Problem statement: Below is a block of records; repeat each one exactly.

Listed entries:
— Start —
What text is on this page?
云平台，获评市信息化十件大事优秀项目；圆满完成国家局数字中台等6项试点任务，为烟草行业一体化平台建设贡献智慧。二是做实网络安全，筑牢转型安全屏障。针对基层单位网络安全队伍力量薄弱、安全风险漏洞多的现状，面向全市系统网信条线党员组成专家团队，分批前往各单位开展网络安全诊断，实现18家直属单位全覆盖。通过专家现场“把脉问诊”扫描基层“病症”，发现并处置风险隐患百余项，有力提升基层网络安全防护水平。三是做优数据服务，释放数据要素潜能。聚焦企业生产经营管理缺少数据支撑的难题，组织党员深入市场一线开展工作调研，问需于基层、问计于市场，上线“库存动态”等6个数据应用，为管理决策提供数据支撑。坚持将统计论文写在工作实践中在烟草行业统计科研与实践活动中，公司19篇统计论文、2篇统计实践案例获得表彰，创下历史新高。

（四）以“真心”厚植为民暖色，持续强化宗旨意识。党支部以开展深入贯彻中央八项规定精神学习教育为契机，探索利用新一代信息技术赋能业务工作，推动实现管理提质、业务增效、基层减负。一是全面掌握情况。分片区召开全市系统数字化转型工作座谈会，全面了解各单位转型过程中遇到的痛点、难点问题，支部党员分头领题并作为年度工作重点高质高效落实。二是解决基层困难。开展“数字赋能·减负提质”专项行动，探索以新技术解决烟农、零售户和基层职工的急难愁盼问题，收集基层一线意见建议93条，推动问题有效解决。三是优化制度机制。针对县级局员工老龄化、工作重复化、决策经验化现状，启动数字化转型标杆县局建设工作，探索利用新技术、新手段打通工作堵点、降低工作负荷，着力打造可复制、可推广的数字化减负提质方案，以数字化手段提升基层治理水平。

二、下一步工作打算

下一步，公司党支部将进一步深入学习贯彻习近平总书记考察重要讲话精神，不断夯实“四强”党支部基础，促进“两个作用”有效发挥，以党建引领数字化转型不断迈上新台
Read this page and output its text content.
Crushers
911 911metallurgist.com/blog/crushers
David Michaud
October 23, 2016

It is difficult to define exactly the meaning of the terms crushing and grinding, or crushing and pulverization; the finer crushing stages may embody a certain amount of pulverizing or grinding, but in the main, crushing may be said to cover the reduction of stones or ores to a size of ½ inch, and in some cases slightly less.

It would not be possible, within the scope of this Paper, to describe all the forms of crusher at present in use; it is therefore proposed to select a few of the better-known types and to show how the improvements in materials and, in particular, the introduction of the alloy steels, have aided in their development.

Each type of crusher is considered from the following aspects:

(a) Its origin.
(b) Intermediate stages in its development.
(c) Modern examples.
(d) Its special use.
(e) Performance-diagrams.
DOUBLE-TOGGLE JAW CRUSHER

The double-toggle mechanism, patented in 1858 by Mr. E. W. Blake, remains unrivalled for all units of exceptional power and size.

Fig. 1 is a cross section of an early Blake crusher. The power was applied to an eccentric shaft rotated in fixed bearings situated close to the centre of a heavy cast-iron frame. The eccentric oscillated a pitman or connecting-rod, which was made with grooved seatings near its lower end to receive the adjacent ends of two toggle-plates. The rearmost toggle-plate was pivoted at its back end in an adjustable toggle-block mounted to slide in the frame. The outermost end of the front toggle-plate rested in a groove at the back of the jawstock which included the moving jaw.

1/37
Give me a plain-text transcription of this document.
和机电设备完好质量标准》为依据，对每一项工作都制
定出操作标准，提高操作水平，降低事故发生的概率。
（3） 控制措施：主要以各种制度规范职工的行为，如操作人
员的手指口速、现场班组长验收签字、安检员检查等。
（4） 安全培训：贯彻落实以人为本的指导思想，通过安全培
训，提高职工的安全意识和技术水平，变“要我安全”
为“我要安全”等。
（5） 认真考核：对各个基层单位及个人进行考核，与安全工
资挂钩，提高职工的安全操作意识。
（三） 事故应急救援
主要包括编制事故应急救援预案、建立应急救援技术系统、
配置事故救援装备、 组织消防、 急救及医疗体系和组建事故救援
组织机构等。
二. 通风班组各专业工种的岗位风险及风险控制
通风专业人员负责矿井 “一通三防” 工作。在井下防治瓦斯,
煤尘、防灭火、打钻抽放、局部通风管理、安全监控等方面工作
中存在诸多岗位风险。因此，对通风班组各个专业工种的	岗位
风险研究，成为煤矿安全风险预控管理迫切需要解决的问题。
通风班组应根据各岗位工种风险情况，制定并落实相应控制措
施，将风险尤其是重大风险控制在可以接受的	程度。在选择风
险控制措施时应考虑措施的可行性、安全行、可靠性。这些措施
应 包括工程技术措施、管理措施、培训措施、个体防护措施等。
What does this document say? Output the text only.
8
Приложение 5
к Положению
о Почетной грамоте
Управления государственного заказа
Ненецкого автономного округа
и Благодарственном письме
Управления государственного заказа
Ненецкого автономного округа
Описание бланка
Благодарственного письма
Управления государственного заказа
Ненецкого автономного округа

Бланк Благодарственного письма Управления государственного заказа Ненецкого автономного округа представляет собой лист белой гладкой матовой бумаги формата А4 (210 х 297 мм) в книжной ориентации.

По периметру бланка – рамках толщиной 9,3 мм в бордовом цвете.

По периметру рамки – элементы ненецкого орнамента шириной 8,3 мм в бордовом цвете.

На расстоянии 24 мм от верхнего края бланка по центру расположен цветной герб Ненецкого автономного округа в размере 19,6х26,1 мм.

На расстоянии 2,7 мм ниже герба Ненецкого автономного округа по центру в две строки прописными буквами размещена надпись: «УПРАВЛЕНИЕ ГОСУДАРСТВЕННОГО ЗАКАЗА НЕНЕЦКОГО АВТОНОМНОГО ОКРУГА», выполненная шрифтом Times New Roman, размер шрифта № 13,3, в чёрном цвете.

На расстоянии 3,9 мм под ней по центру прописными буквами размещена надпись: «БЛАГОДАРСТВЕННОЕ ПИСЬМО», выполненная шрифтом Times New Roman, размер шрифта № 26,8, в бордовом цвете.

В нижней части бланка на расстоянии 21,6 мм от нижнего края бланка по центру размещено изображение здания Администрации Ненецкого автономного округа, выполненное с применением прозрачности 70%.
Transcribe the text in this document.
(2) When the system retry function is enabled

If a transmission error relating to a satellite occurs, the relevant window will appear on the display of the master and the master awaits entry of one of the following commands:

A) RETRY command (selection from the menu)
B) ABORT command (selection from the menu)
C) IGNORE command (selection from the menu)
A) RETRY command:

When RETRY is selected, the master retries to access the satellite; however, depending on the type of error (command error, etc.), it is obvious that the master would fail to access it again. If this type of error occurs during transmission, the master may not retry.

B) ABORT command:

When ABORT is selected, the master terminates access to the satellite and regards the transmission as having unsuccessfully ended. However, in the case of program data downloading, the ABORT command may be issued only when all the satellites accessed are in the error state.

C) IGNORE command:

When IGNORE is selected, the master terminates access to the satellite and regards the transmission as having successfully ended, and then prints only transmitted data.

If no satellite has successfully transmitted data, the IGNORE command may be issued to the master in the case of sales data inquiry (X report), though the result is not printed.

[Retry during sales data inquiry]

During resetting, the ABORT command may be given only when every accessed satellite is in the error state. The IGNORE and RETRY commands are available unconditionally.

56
— End —
Correct result:
What text is on this page?
云平台，获评市信息化十件大事优秀项目；圆满完成国家局数字中台等6项试点任务，为烟草行业一体化平台建设贡献智慧。二是做实网络安全，筑牢转型安全屏障。针对基层单位网络安全队伍力量薄弱、安全风险漏洞多的现状，面向全市系统网信条线党员组成专家团队，分批前往各单位开展网络安全诊断，实现18家直属单位全覆盖。通过专家现场“把脉问诊”扫描基层“病症”，发现并处置风险隐患百余项，有力提升基层网络安全防护水平。三是做优数据服务，释放数据要素潜能。聚焦企业生产经营管理缺少数据支撑的难题，组织党员深入市场一线开展工作调研，问需于基层、问计于市场，上线“库存动态”等6个数据应用，为管理决策提供数据支撑。坚持将统计论文写在工作实践中在烟草行业统计科研与实践活动中，公司19篇统计论文、2篇统计实践案例获得表彰，创下历史新高。

（四）以“真心”厚植为民暖色，持续强化宗旨意识。党支部以开展深入贯彻中央八项规定精神学习教育为契机，探索利用新一代信息技术赋能业务工作，推动实现管理提质、业务增效、基层减负。一是全面掌握情况。分片区召开全市系统数字化转型工作座谈会，全面了解各单位转型过程中遇到的痛点、难点问题，支部党员分头领题并作为年度工作重点高质高效落实。二是解决基层困难。开展“数字赋能·减负提质”专项行动，探索以新技术解决烟农、零售户和基层职工的急难愁盼问题，收集基层一线意见建议93条，推动问题有效解决。三是优化制度机制。针对县级局员工老龄化、工作重复化、决策经验化现状，启动数字化转型标杆县局建设工作，探索利用新技术、新手段打通工作堵点、降低工作负荷，着力打造可复制、可推广的数字化减负提质方案，以数字化手段提升基层治理水平。

二、下一步工作打算

下一步，公司党支部将进一步深入学习贯彻习近平总书记考察重要讲话精神，不断夯实“四强”党支部基础，促进“两个作用”有效发挥，以党建引领数字化转型不断迈上新台
Read this page and output its text content.
Crushers
911 911metallurgist.com/blog/crushers
David Michaud
October 23, 2016

It is difficult to define exactly the meaning of the terms crushing and grinding, or crushing and pulverization; the finer crushing stages may embody a certain amount of pulverizing or grinding, but in the main, crushing may be said to cover the reduction of stones or ores to a size of ½ inch, and in some cases slightly less.

It would not be possible, within the scope of this Paper, to describe all the forms of crusher at present in use; it is therefore proposed to select a few of the better-known types and to show how the improvements in materials and, in particular, the introduction of the alloy steels, have aided in their development.

Each type of crusher is considered from the following aspects:

(a) Its origin.
(b) Intermediate stages in its development.
(c) Modern examples.
(d) Its special use.
(e) Performance-diagrams.
DOUBLE-TOGGLE JAW CRUSHER

The double-toggle mechanism, patented in 1858 by Mr. E. W. Blake, remains unrivalled for all units of exceptional power and size.

Fig. 1 is a cross section of an early Blake crusher. The power was applied to an eccentric shaft rotated in fixed bearings situated close to the centre of a heavy cast-iron frame. The eccentric oscillated a pitman or connecting-rod, which was made with grooved seatings near its lower end to receive the adjacent ends of two toggle-plates. The rearmost toggle-plate was pivoted at its back end in an adjustable toggle-block mounted to slide in the frame. The outermost end of the front toggle-plate rested in a groove at the back of the jawstock which included the moving jaw.

1/37
Give me a plain-text transcription of this document.
和机电设备完好质量标准》为依据，对每一项工作都制
定出操作标准，提高操作水平，降低事故发生的概率。
（3） 控制措施：主要以各种制度规范职工的行为，如操作人
员的手指口速、现场班组长验收签字、安检员检查等。
（4） 安全培训：贯彻落实以人为本的指导思想，通过安全培
训，提高职工的安全意识和技术水平，变“要我安全”
为“我要安全”等。
（5） 认真考核：对各个基层单位及个人进行考核，与安全工
资挂钩，提高职工的安全操作意识。
（三） 事故应急救援
主要包括编制事故应急救援预案、建立应急救援技术系统、
配置事故救援装备、 组织消防、 急救及医疗体系和组建事故救援
组织机构等。
二. 通风班组各专业工种的岗位风险及风险控制
通风专业人员负责矿井 “一通三防” 工作。在井下防治瓦斯,
煤尘、防灭火、打钻抽放、局部通风管理、安全监控等方面工作
中存在诸多岗位风险。因此，对通风班组各个专业工种的	岗位
风险研究，成为煤矿安全风险预控管理迫切需要解决的问题。
通风班组应根据各岗位工种风险情况，制定并落实相应控制措
施，将风险尤其是重大风险控制在可以接受的	程度。在选择风
险控制措施时应考虑措施的可行性、安全行、可靠性。这些措施
应 包括工程技术措施、管理措施、培训措施、个体防护措施等。
What does this document say? Output the text only.
8
Приложение 5
к Положению
о Почетной грамоте
Управления государственного заказа
Ненецкого автономного округа
и Благодарственном письме
Управления государственного заказа
Ненецкого автономного округа
Описание бланка
Благодарственного письма
Управления государственного заказа
Ненецкого автономного округа

Бланк Благодарственного письма Управления государственного заказа Ненецкого автономного округа представляет собой лист белой гладкой матовой бумаги формата А4 (210 х 297 мм) в книжной ориентации.

По периметру бланка – рамках толщиной 9,3 мм в бордовом цвете.

По периметру рамки – элементы ненецкого орнамента шириной 8,3 мм в бордовом цвете.

На расстоянии 24 мм от верхнего края бланка по центру расположен цветной герб Ненецкого автономного округа в размере 19,6х26,1 мм.

На расстоянии 2,7 мм ниже герба Ненецкого автономного округа по центру в две строки прописными буквами размещена надпись: «УПРАВЛЕНИЕ ГОСУДАРСТВЕННОГО ЗАКАЗА НЕНЕЦКОГО АВТОНОМНОГО ОКРУГА», выполненная шрифтом Times New Roman, размер шрифта № 13,3, в чёрном цвете.

На расстоянии 3,9 мм под ней по центру прописными буквами размещена надпись: «БЛАГОДАРСТВЕННОЕ ПИСЬМО», выполненная шрифтом Times New Roman, размер шрифта № 26,8, в бордовом цвете.

В нижней части бланка на расстоянии 21,6 мм от нижнего края бланка по центру размещено изображение здания Администрации Ненецкого автономного округа, выполненное с применением прозрачности 70%.
Transcribe the text in this document.
(2) When the system retry function is enabled

If a transmission error relating to a satellite occurs, the relevant window will appear on the display of the master and the master awaits entry of one of the following commands:

A) RETRY command (selection from the menu)
B) ABORT command (selection from the menu)
C) IGNORE command (selection from the menu)
A) RETRY command:

When RETRY is selected, the master retries to access the satellite; however, depending on the type of error (command error, etc.), it is obvious that the master would fail to access it again. If this type of error occurs during transmission, the master may not retry.

B) ABORT command:

When ABORT is selected, the master terminates access to the satellite and regards the transmission as having unsuccessfully ended. However, in the case of program data downloading, the ABORT command may be issued only when all the satellites accessed are in the error state.

C) IGNORE command:

When IGNORE is selected, the master terminates access to the satellite and regards the transmission as having successfully ended, and then prints only transmitted data.

If no satellite has successfully transmitted data, the IGNORE command may be issued to the master in the case of sales data inquiry (X report), though the result is not printed.

[Retry during sales data inquiry]

During resetting, the ABORT command may be given only when every accessed satellite is in the error state. The IGNORE and RETRY commands are available unconditionally.

56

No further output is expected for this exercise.